Challenge
Send back all the data below, exactly as given.

** Start Records **

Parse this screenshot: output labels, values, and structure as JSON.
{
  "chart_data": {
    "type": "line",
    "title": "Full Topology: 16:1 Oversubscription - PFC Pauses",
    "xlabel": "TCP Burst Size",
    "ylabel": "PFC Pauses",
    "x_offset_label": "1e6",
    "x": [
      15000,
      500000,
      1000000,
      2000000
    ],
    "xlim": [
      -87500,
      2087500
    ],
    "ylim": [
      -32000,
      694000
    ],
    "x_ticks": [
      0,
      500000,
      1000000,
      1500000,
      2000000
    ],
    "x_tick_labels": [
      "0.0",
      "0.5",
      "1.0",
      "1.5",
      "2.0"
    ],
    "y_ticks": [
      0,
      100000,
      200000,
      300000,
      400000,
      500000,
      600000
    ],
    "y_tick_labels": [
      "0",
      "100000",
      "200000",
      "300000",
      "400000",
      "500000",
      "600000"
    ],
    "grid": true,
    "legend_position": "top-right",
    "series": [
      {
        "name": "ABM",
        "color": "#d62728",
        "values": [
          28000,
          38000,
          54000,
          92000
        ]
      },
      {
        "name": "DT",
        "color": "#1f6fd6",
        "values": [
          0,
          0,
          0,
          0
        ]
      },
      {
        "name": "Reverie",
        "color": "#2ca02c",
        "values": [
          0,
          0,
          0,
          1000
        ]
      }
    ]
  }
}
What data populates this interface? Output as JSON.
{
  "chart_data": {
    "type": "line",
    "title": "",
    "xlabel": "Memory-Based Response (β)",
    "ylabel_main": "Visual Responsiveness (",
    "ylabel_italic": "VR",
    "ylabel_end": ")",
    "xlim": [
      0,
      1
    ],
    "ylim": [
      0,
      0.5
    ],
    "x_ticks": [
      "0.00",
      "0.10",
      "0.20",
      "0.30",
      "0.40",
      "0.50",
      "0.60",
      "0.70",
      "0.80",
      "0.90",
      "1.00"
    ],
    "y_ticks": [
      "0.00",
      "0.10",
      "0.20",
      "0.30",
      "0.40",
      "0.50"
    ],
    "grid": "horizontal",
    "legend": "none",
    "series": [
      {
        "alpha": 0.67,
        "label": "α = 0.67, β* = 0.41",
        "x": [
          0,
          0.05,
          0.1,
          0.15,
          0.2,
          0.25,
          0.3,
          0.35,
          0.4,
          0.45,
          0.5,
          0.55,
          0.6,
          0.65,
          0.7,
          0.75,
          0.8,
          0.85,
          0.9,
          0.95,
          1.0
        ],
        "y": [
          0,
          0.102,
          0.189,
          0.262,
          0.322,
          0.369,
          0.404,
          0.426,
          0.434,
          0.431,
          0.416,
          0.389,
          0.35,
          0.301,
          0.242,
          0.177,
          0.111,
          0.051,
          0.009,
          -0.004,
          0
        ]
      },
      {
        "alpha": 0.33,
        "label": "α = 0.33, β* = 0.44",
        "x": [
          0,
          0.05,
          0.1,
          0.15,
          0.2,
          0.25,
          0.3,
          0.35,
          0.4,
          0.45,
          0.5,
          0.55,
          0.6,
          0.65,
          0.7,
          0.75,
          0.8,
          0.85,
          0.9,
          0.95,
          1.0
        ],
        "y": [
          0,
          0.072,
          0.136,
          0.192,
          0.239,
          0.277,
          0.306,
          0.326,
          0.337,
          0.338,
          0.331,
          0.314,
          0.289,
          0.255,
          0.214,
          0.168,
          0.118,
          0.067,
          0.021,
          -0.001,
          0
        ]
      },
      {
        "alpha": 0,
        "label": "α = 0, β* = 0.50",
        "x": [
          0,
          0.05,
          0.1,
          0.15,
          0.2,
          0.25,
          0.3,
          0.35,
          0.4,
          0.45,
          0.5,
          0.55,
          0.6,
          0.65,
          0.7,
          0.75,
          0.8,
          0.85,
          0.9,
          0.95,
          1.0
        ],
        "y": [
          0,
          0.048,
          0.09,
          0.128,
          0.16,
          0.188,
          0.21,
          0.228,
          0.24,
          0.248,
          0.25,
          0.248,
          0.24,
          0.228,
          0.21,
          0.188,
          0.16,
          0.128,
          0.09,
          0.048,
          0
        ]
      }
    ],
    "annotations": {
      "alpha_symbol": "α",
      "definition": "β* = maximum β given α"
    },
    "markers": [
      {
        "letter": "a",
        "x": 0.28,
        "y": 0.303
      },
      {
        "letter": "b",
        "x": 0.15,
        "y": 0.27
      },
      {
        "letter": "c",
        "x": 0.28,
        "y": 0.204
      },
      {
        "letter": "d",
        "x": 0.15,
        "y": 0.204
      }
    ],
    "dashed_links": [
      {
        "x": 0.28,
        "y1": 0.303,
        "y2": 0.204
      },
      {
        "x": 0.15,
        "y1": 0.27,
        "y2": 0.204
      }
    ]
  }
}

** End Records **

The response
Parse this screenshot: output labels, values, and structure as JSON.
{
  "chart_data": {
    "type": "line",
    "title": "Full Topology: 16:1 Oversubscription - PFC Pauses",
    "xlabel": "TCP Burst Size",
    "ylabel": "PFC Pauses",
    "x_offset_label": "1e6",
    "x": [
      15000,
      500000,
      1000000,
      2000000
    ],
    "xlim": [
      -87500,
      2087500
    ],
    "ylim": [
      -32000,
      694000
    ],
    "x_ticks": [
      0,
      500000,
      1000000,
      1500000,
      2000000
    ],
    "x_tick_labels": [
      "0.0",
      "0.5",
      "1.0",
      "1.5",
      "2.0"
    ],
    "y_ticks": [
      0,
      100000,
      200000,
      300000,
      400000,
      500000,
      600000
    ],
    "y_tick_labels": [
      "0",
      "100000",
      "200000",
      "300000",
      "400000",
      "500000",
      "600000"
    ],
    "grid": true,
    "legend_position": "top-right",
    "series": [
      {
        "name": "ABM",
        "color": "#d62728",
        "values": [
          28000,
          38000,
          54000,
          92000
        ]
      },
      {
        "name": "DT",
        "color": "#1f6fd6",
        "values": [
          0,
          0,
          0,
          0
        ]
      },
      {
        "name": "Reverie",
        "color": "#2ca02c",
        "values": [
          0,
          0,
          0,
          1000
        ]
      }
    ]
  }
}
What data populates this interface? Output as JSON.
{
  "chart_data": {
    "type": "line",
    "title": "",
    "xlabel": "Memory-Based Response (β)",
    "ylabel_main": "Visual Responsiveness (",
    "ylabel_italic": "VR",
    "ylabel_end": ")",
    "xlim": [
      0,
      1
    ],
    "ylim": [
      0,
      0.5
    ],
    "x_ticks": [
      "0.00",
      "0.10",
      "0.20",
      "0.30",
      "0.40",
      "0.50",
      "0.60",
      "0.70",
      "0.80",
      "0.90",
      "1.00"
    ],
    "y_ticks": [
      "0.00",
      "0.10",
      "0.20",
      "0.30",
      "0.40",
      "0.50"
    ],
    "grid": "horizontal",
    "legend": "none",
    "series": [
      {
        "alpha": 0.67,
        "label": "α = 0.67, β* = 0.41",
        "x": [
          0,
          0.05,
          0.1,
          0.15,
          0.2,
          0.25,
          0.3,
          0.35,
          0.4,
          0.45,
          0.5,
          0.55,
          0.6,
          0.65,
          0.7,
          0.75,
          0.8,
          0.85,
          0.9,
          0.95,
          1.0
        ],
        "y": [
          0,
          0.102,
          0.189,
          0.262,
          0.322,
          0.369,
          0.404,
          0.426,
          0.434,
          0.431,
          0.416,
          0.389,
          0.35,
          0.301,
          0.242,
          0.177,
          0.111,
          0.051,
          0.009,
          -0.004,
          0
        ]
      },
      {
        "alpha": 0.33,
        "label": "α = 0.33, β* = 0.44",
        "x": [
          0,
          0.05,
          0.1,
          0.15,
          0.2,
          0.25,
          0.3,
          0.35,
          0.4,
          0.45,
          0.5,
          0.55,
          0.6,
          0.65,
          0.7,
          0.75,
          0.8,
          0.85,
          0.9,
          0.95,
          1.0
        ],
        "y": [
          0,
          0.072,
          0.136,
          0.192,
          0.239,
          0.277,
          0.306,
          0.326,
          0.337,
          0.338,
          0.331,
          0.314,
          0.289,
          0.255,
          0.214,
          0.168,
          0.118,
          0.067,
          0.021,
          -0.001,
          0
        ]
      },
      {
        "alpha": 0,
        "label": "α = 0, β* = 0.50",
        "x": [
          0,
          0.05,
          0.1,
          0.15,
          0.2,
          0.25,
          0.3,
          0.35,
          0.4,
          0.45,
          0.5,
          0.55,
          0.6,
          0.65,
          0.7,
          0.75,
          0.8,
          0.85,
          0.9,
          0.95,
          1.0
        ],
        "y": [
          0,
          0.048,
          0.09,
          0.128,
          0.16,
          0.188,
          0.21,
          0.228,
          0.24,
          0.248,
          0.25,
          0.248,
          0.24,
          0.228,
          0.21,
          0.188,
          0.16,
          0.128,
          0.09,
          0.048,
          0
        ]
      }
    ],
    "annotations": {
      "alpha_symbol": "α",
      "definition": "β* = maximum β given α"
    },
    "markers": [
      {
        "letter": "a",
        "x": 0.28,
        "y": 0.303
      },
      {
        "letter": "b",
        "x": 0.15,
        "y": 0.27
      },
      {
        "letter": "c",
        "x": 0.28,
        "y": 0.204
      },
      {
        "letter": "d",
        "x": 0.15,
        "y": 0.204
      }
    ],
    "dashed_links": [
      {
        "x": 0.28,
        "y1": 0.303,
        "y2": 0.204
      },
      {
        "x": 0.15,
        "y1": 0.27,
        "y2": 0.204
      }
    ]
  }
}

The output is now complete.